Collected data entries
+ + + + + + +
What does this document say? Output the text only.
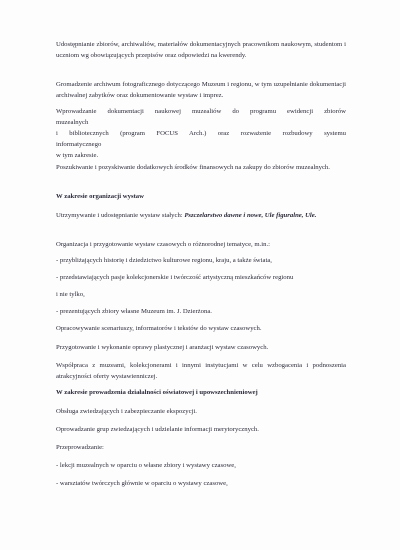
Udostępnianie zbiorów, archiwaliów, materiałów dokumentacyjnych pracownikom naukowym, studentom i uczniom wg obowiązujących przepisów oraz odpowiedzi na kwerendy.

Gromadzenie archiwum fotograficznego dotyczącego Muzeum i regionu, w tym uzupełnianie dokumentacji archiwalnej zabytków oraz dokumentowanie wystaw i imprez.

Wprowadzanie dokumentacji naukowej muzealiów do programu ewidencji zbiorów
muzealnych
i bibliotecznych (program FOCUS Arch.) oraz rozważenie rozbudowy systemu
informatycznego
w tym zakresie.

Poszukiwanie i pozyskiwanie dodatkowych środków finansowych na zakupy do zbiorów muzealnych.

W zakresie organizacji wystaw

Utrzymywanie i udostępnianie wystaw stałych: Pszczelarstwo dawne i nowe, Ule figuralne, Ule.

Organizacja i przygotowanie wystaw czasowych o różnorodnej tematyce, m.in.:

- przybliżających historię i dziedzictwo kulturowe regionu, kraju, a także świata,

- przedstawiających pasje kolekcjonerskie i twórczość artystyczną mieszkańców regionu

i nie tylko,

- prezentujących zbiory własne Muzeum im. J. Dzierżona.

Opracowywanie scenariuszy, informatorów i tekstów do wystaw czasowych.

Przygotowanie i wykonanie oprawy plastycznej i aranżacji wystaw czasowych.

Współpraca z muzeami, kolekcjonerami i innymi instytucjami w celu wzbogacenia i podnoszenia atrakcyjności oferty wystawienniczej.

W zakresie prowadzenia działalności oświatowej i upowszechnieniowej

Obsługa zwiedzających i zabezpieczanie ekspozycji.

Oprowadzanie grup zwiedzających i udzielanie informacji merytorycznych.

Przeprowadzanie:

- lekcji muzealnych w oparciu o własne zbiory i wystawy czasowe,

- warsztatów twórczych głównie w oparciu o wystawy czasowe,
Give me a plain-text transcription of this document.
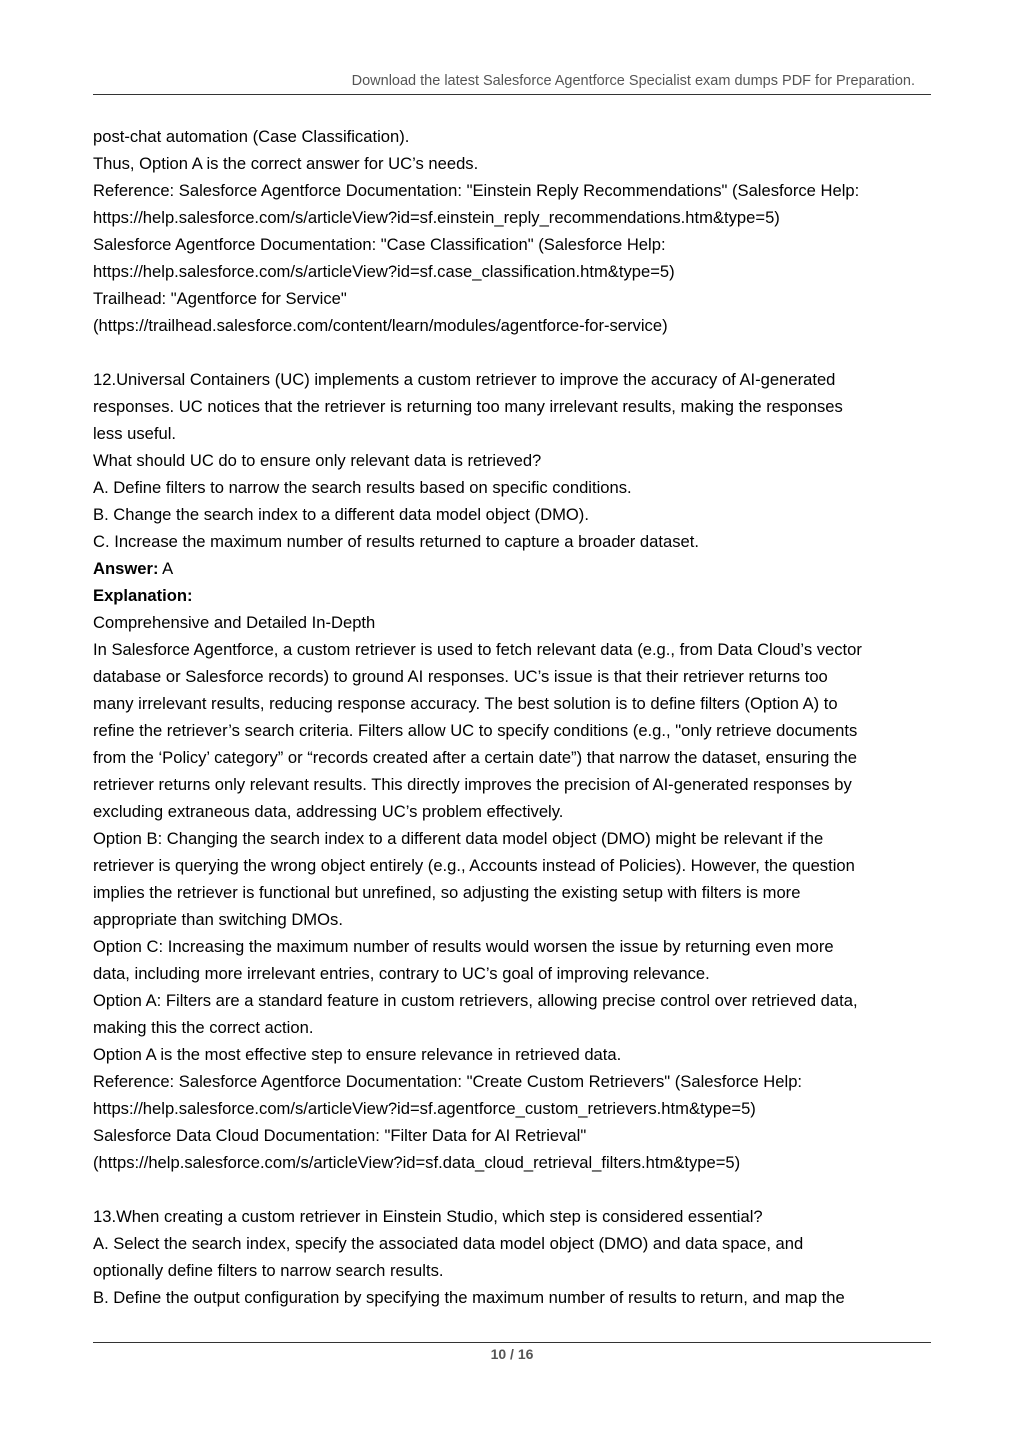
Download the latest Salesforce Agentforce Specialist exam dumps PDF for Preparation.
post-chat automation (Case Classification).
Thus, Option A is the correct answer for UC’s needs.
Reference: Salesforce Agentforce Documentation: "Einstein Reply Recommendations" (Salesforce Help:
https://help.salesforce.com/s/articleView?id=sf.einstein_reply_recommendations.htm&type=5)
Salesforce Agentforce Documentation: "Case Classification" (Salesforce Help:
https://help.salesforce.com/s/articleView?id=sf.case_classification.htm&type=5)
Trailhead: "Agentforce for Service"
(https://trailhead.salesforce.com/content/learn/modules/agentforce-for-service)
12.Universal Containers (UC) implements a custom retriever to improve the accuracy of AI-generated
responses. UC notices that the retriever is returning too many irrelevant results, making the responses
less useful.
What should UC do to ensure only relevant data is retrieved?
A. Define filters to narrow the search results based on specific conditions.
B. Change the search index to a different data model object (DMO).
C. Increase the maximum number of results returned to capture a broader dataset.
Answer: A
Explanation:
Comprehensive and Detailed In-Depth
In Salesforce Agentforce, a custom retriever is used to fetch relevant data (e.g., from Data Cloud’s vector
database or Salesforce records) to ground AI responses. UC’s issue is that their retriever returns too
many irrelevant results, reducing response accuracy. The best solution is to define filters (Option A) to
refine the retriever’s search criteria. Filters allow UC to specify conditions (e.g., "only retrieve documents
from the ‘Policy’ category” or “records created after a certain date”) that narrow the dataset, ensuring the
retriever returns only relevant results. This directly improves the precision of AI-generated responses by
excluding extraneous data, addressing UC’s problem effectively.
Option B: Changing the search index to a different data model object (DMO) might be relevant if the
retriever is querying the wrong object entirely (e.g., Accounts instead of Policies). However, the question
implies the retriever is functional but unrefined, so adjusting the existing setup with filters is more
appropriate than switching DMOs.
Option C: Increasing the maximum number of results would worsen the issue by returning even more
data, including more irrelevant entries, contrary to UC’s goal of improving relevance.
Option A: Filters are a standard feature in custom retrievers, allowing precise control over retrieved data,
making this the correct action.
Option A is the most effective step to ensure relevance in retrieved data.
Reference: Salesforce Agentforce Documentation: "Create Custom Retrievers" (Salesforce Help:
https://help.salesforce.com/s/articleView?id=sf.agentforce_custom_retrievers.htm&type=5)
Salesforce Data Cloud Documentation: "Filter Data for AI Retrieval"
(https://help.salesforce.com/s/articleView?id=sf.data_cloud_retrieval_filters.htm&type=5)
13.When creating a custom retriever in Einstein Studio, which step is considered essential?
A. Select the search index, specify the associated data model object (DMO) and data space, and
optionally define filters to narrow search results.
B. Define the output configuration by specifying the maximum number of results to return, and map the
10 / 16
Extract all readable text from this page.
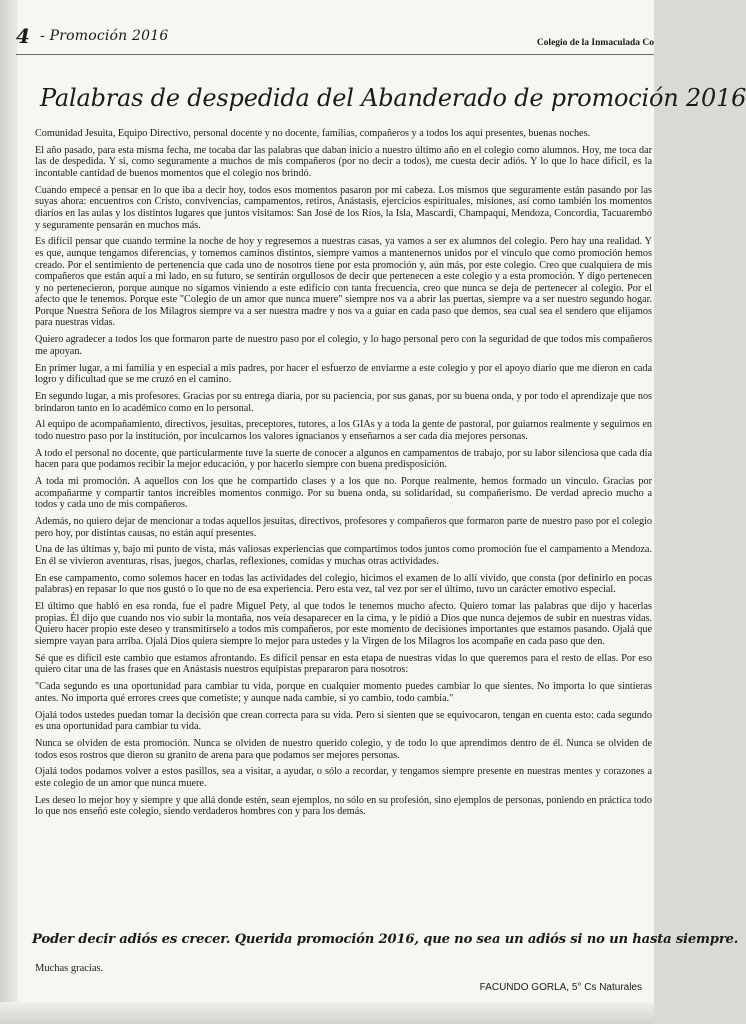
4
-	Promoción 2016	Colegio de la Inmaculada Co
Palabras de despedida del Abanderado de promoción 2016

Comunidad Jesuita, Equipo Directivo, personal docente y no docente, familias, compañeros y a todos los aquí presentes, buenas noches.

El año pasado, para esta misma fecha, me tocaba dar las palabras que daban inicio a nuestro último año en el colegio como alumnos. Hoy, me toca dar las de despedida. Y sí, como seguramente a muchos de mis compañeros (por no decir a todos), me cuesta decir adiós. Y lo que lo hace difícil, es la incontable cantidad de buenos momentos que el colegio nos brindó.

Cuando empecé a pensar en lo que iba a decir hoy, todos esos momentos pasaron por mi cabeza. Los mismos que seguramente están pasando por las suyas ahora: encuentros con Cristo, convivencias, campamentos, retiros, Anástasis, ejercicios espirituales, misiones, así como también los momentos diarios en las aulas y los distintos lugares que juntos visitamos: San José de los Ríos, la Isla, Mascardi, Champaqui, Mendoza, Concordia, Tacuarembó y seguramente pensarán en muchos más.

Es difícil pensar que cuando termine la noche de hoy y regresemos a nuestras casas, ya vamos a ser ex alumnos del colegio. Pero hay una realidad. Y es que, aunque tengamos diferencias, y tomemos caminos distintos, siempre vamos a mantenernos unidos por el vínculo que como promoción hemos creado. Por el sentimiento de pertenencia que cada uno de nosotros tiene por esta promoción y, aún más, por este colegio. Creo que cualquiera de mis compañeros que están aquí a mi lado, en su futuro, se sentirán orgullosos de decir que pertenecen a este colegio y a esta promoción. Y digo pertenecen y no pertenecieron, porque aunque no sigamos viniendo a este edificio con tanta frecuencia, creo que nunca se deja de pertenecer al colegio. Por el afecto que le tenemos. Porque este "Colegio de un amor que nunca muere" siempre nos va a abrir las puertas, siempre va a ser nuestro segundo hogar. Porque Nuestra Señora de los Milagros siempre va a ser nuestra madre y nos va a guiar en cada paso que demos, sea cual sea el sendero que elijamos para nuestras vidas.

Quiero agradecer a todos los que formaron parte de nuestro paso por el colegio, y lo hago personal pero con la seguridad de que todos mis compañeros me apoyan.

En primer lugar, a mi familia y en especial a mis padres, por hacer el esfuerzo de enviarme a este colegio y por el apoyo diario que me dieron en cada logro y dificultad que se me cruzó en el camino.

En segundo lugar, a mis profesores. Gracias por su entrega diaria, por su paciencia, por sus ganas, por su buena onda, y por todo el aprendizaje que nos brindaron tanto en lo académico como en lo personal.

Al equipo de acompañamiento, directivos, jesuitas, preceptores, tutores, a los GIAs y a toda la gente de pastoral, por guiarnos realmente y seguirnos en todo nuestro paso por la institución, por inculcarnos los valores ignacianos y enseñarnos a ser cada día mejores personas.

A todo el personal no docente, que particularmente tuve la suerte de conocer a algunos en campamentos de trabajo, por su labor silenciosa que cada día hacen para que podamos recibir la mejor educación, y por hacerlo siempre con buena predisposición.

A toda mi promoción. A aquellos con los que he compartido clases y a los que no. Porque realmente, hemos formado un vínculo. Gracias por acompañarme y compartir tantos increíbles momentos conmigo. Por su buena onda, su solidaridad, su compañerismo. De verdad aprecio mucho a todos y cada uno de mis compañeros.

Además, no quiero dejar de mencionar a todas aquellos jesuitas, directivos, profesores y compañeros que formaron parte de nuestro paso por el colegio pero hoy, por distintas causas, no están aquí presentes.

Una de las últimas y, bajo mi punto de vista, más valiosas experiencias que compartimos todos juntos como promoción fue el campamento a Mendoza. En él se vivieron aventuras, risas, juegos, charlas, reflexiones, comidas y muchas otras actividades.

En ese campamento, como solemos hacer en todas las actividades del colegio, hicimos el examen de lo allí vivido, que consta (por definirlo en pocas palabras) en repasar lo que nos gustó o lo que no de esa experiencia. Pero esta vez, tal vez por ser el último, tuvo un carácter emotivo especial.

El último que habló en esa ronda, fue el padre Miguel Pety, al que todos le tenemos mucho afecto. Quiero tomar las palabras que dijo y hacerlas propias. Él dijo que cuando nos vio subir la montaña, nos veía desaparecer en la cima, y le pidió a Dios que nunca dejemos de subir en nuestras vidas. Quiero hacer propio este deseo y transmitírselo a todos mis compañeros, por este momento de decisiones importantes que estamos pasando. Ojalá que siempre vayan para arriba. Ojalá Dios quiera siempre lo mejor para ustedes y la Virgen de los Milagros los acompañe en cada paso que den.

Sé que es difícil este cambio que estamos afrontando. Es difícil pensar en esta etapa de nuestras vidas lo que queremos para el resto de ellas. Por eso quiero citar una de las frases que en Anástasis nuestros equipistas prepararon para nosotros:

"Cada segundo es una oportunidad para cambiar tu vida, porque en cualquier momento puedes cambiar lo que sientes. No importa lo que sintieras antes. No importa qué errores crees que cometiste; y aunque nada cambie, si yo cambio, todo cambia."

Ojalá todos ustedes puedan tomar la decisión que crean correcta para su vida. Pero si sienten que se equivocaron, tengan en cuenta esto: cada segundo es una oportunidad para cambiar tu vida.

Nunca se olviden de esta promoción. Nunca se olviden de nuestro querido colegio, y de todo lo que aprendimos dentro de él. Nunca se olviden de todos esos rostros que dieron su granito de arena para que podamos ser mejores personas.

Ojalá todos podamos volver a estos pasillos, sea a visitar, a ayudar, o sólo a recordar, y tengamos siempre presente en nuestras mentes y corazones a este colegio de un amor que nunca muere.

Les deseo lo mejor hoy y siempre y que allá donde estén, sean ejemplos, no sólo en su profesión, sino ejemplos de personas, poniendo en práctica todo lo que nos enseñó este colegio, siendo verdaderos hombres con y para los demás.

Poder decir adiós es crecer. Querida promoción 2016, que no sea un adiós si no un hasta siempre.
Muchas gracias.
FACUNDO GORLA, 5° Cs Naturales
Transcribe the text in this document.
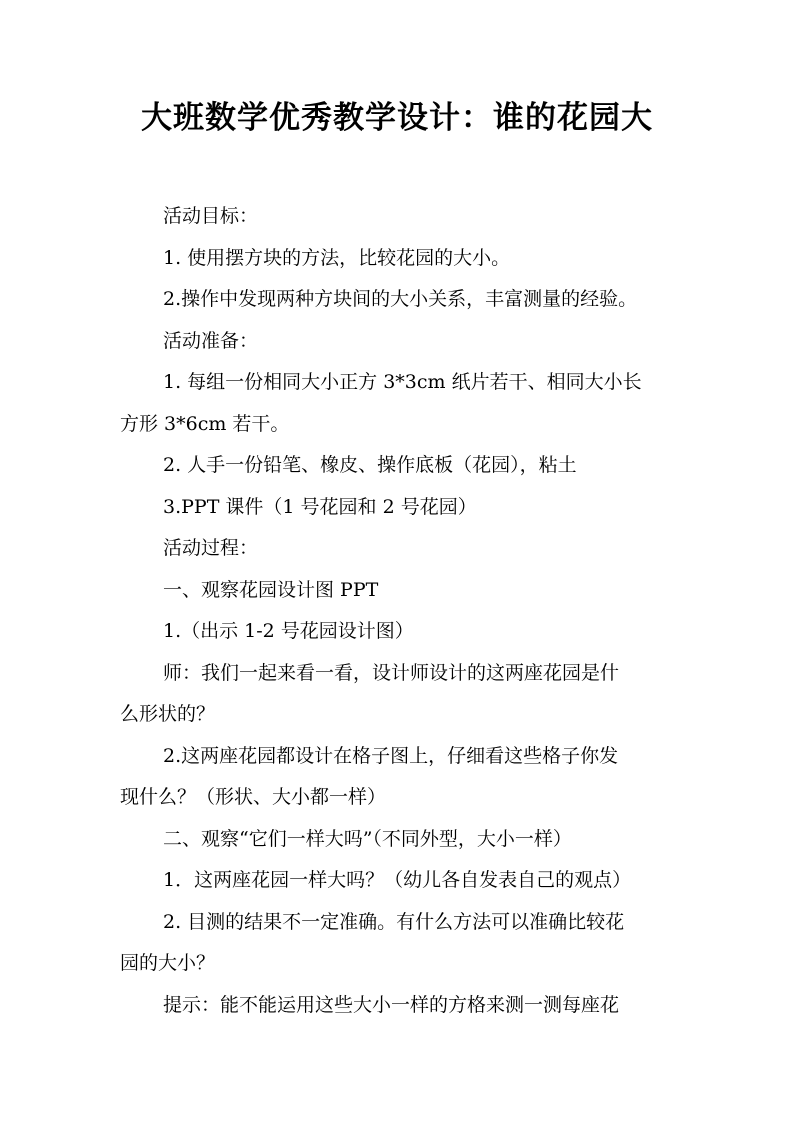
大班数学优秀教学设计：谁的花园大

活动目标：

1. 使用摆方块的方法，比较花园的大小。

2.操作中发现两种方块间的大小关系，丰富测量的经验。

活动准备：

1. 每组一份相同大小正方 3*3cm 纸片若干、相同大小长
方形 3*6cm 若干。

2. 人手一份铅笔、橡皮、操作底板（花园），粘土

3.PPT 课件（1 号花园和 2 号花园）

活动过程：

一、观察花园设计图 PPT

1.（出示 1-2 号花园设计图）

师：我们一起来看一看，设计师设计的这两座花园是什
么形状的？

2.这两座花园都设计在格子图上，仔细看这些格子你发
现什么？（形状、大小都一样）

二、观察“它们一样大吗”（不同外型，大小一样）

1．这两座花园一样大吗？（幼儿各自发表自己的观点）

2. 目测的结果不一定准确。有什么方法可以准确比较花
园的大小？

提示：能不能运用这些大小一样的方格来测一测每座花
+ + + + + + +
• Exercise prompt:
Leave out all pictures and retype precisely the lines that run from the line containing "Transcribe the text in this document." to the last line of the records.

• The reply:
Transcribe the text in this document.
大班数学优秀教学设计：谁的花园大

活动目标：

1. 使用摆方块的方法，比较花园的大小。

2.操作中发现两种方块间的大小关系，丰富测量的经验。

活动准备：

1. 每组一份相同大小正方 3*3cm 纸片若干、相同大小长
方形 3*6cm 若干。

2. 人手一份铅笔、橡皮、操作底板（花园），粘土

3.PPT 课件（1 号花园和 2 号花园）

活动过程：

一、观察花园设计图 PPT

1.（出示 1-2 号花园设计图）

师：我们一起来看一看，设计师设计的这两座花园是什
么形状的？

2.这两座花园都设计在格子图上，仔细看这些格子你发
现什么？（形状、大小都一样）

二、观察“它们一样大吗”（不同外型，大小一样）

1．这两座花园一样大吗？（幼儿各自发表自己的观点）

2. 目测的结果不一定准确。有什么方法可以准确比较花
园的大小？

提示：能不能运用这些大小一样的方格来测一测每座花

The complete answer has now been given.